## TASK PROMPT:
Go through the material and pull out every line with the string "this" in it.

## INPUT MATERIAL:
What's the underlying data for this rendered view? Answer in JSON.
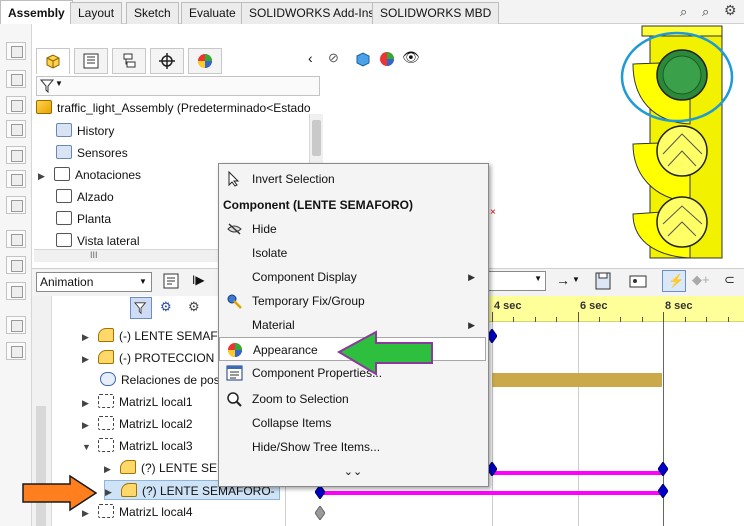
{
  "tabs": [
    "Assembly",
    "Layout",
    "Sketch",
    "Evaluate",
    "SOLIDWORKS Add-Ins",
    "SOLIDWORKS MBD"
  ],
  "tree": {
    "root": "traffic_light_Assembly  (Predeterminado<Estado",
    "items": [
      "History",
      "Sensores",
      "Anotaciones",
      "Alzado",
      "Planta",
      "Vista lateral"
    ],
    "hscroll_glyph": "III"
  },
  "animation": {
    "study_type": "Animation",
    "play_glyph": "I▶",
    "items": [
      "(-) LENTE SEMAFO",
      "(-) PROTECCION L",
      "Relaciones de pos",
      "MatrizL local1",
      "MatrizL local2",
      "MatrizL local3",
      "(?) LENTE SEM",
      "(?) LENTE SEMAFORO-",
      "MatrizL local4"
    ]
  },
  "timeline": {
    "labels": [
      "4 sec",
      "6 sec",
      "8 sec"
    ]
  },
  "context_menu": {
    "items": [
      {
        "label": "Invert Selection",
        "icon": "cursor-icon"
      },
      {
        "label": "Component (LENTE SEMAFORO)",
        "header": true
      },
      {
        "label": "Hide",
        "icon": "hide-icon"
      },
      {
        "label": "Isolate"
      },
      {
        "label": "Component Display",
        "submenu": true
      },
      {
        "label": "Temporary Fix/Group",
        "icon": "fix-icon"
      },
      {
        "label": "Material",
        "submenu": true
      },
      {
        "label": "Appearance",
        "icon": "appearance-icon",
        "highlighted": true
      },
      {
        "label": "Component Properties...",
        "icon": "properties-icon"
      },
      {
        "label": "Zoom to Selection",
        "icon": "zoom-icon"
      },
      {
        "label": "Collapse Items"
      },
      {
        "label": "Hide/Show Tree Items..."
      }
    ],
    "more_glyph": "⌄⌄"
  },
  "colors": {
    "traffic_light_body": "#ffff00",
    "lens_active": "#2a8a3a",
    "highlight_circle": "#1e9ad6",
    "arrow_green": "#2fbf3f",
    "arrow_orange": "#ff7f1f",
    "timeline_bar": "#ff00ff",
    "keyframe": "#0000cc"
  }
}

--

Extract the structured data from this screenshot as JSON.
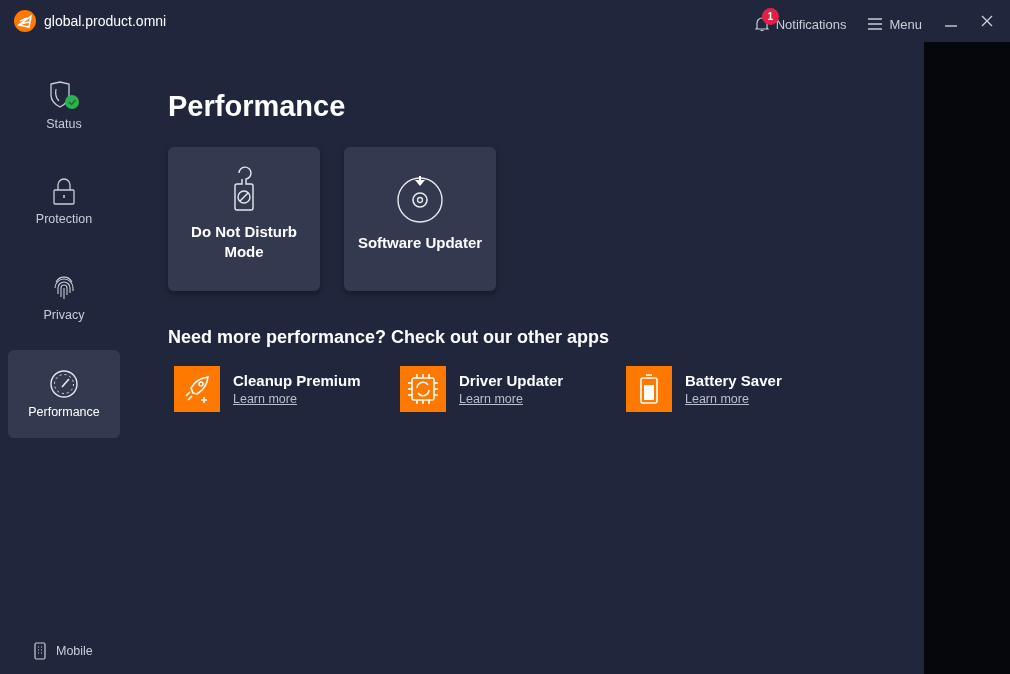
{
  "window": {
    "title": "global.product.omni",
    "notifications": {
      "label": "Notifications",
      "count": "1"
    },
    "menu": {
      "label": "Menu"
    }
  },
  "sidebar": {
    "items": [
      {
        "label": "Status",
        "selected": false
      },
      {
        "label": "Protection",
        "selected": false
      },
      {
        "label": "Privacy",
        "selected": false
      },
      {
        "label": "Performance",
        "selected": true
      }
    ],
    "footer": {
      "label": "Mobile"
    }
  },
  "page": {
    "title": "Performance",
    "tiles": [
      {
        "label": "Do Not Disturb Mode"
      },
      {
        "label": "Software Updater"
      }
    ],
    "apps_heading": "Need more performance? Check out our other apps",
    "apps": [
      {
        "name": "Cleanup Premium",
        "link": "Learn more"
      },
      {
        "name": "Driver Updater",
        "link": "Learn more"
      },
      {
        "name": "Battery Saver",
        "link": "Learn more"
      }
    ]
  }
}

## FINISHED EXERCISE:
What's the underlying data for this rendered view? Answer in JSON.
Extract the structured data from this screenshot as JSON.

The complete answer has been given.